▸ **SOURCE MATERIAL**
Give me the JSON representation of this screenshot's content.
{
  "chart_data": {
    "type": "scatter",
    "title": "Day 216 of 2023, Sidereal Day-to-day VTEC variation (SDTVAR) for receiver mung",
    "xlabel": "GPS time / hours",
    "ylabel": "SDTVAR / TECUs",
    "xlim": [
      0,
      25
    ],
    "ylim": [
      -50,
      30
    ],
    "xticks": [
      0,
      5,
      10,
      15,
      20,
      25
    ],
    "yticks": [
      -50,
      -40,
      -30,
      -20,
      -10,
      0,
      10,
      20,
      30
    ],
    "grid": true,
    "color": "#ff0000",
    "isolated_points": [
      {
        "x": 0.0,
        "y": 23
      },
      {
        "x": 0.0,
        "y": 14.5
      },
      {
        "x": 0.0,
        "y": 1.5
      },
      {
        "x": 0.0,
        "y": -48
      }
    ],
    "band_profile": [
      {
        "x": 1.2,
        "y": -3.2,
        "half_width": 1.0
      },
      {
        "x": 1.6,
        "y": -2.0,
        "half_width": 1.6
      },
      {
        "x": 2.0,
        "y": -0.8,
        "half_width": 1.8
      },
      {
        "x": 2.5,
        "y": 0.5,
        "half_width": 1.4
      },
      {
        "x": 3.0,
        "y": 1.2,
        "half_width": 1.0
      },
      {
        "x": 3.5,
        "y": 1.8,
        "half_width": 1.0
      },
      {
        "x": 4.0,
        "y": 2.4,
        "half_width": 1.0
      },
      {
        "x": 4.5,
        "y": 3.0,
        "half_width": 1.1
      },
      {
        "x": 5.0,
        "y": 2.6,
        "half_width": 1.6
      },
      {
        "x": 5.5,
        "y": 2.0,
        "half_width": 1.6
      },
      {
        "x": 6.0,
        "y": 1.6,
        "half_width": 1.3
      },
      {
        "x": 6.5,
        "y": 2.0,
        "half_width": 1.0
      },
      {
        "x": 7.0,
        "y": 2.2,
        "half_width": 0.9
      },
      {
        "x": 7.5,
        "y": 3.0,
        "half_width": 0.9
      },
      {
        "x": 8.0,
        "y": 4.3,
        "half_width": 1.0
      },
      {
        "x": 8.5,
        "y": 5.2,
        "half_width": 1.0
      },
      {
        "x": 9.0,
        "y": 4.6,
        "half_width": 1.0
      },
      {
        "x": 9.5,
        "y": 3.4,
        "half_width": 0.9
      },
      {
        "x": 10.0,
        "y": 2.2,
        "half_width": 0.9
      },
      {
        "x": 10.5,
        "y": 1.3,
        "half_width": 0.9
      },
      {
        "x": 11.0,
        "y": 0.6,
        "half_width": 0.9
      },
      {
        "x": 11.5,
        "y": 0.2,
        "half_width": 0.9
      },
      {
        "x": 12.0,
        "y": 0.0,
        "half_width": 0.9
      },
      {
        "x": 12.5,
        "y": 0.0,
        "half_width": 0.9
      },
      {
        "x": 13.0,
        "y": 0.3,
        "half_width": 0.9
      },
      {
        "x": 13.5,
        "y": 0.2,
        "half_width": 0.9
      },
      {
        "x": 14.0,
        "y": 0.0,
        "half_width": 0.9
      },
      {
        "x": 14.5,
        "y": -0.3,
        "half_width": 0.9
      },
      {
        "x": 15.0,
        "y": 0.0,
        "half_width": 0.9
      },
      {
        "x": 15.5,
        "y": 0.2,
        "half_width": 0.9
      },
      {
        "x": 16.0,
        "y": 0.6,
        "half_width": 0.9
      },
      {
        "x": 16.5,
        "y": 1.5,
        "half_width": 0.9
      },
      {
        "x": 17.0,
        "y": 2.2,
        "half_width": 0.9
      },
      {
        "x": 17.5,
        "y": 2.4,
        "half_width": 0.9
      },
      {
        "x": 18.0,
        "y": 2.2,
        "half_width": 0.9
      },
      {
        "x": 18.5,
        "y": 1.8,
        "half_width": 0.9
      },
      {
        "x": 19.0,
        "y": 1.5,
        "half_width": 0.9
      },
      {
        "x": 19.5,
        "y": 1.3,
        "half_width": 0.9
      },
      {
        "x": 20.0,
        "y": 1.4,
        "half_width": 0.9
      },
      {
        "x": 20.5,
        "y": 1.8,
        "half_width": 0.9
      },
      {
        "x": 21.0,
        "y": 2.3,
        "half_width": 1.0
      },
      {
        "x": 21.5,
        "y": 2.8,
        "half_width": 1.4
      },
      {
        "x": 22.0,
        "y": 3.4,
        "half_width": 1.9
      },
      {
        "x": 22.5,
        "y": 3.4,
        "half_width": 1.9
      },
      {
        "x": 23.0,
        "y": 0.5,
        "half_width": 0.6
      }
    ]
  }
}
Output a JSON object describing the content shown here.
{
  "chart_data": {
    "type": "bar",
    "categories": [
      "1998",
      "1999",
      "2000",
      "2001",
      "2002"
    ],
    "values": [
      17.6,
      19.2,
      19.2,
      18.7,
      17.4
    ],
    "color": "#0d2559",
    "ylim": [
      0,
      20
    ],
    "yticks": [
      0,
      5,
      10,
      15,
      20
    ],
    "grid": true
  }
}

▸ **SHORT PROBLEM**
Return each line of the records above exactly as it reads.

▸ **REPLY**
Give me the JSON representation of this screenshot's content.
{
  "chart_data": {
    "type": "scatter",
    "title": "Day 216 of 2023, Sidereal Day-to-day VTEC variation (SDTVAR) for receiver mung",
    "xlabel": "GPS time / hours",
    "ylabel": "SDTVAR / TECUs",
    "xlim": [
      0,
      25
    ],
    "ylim": [
      -50,
      30
    ],
    "xticks": [
      0,
      5,
      10,
      15,
      20,
      25
    ],
    "yticks": [
      -50,
      -40,
      -30,
      -20,
      -10,
      0,
      10,
      20,
      30
    ],
    "grid": true,
    "color": "#ff0000",
    "isolated_points": [
      {
        "x": 0.0,
        "y": 23
      },
      {
        "x": 0.0,
        "y": 14.5
      },
      {
        "x": 0.0,
        "y": 1.5
      },
      {
        "x": 0.0,
        "y": -48
      }
    ],
    "band_profile": [
      {
        "x": 1.2,
        "y": -3.2,
        "half_width": 1.0
      },
      {
        "x": 1.6,
        "y": -2.0,
        "half_width": 1.6
      },
      {
        "x": 2.0,
        "y": -0.8,
        "half_width": 1.8
      },
      {
        "x": 2.5,
        "y": 0.5,
        "half_width": 1.4
      },
      {
        "x": 3.0,
        "y": 1.2,
        "half_width": 1.0
      },
      {
        "x": 3.5,
        "y": 1.8,
        "half_width": 1.0
      },
      {
        "x": 4.0,
        "y": 2.4,
        "half_width": 1.0
      },
      {
        "x": 4.5,
        "y": 3.0,
        "half_width": 1.1
      },
      {
        "x": 5.0,
        "y": 2.6,
        "half_width": 1.6
      },
      {
        "x": 5.5,
        "y": 2.0,
        "half_width": 1.6
      },
      {
        "x": 6.0,
        "y": 1.6,
        "half_width": 1.3
      },
      {
        "x": 6.5,
        "y": 2.0,
        "half_width": 1.0
      },
      {
        "x": 7.0,
        "y": 2.2,
        "half_width": 0.9
      },
      {
        "x": 7.5,
        "y": 3.0,
        "half_width": 0.9
      },
      {
        "x": 8.0,
        "y": 4.3,
        "half_width": 1.0
      },
      {
        "x": 8.5,
        "y": 5.2,
        "half_width": 1.0
      },
      {
        "x": 9.0,
        "y": 4.6,
        "half_width": 1.0
      },
      {
        "x": 9.5,
        "y": 3.4,
        "half_width": 0.9
      },
      {
        "x": 10.0,
        "y": 2.2,
        "half_width": 0.9
      },
      {
        "x": 10.5,
        "y": 1.3,
        "half_width": 0.9
      },
      {
        "x": 11.0,
        "y": 0.6,
        "half_width": 0.9
      },
      {
        "x": 11.5,
        "y": 0.2,
        "half_width": 0.9
      },
      {
        "x": 12.0,
        "y": 0.0,
        "half_width": 0.9
      },
      {
        "x": 12.5,
        "y": 0.0,
        "half_width": 0.9
      },
      {
        "x": 13.0,
        "y": 0.3,
        "half_width": 0.9
      },
      {
        "x": 13.5,
        "y": 0.2,
        "half_width": 0.9
      },
      {
        "x": 14.0,
        "y": 0.0,
        "half_width": 0.9
      },
      {
        "x": 14.5,
        "y": -0.3,
        "half_width": 0.9
      },
      {
        "x": 15.0,
        "y": 0.0,
        "half_width": 0.9
      },
      {
        "x": 15.5,
        "y": 0.2,
        "half_width": 0.9
      },
      {
        "x": 16.0,
        "y": 0.6,
        "half_width": 0.9
      },
      {
        "x": 16.5,
        "y": 1.5,
        "half_width": 0.9
      },
      {
        "x": 17.0,
        "y": 2.2,
        "half_width": 0.9
      },
      {
        "x": 17.5,
        "y": 2.4,
        "half_width": 0.9
      },
      {
        "x": 18.0,
        "y": 2.2,
        "half_width": 0.9
      },
      {
        "x": 18.5,
        "y": 1.8,
        "half_width": 0.9
      },
      {
        "x": 19.0,
        "y": 1.5,
        "half_width": 0.9
      },
      {
        "x": 19.5,
        "y": 1.3,
        "half_width": 0.9
      },
      {
        "x": 20.0,
        "y": 1.4,
        "half_width": 0.9
      },
      {
        "x": 20.5,
        "y": 1.8,
        "half_width": 0.9
      },
      {
        "x": 21.0,
        "y": 2.3,
        "half_width": 1.0
      },
      {
        "x": 21.5,
        "y": 2.8,
        "half_width": 1.4
      },
      {
        "x": 22.0,
        "y": 3.4,
        "half_width": 1.9
      },
      {
        "x": 22.5,
        "y": 3.4,
        "half_width": 1.9
      },
      {
        "x": 23.0,
        "y": 0.5,
        "half_width": 0.6
      }
    ]
  }
}
Output a JSON object describing the content shown here.
{
  "chart_data": {
    "type": "bar",
    "categories": [
      "1998",
      "1999",
      "2000",
      "2001",
      "2002"
    ],
    "values": [
      17.6,
      19.2,
      19.2,
      18.7,
      17.4
    ],
    "color": "#0d2559",
    "ylim": [
      0,
      20
    ],
    "yticks": [
      0,
      5,
      10,
      15,
      20
    ],
    "grid": true
  }
}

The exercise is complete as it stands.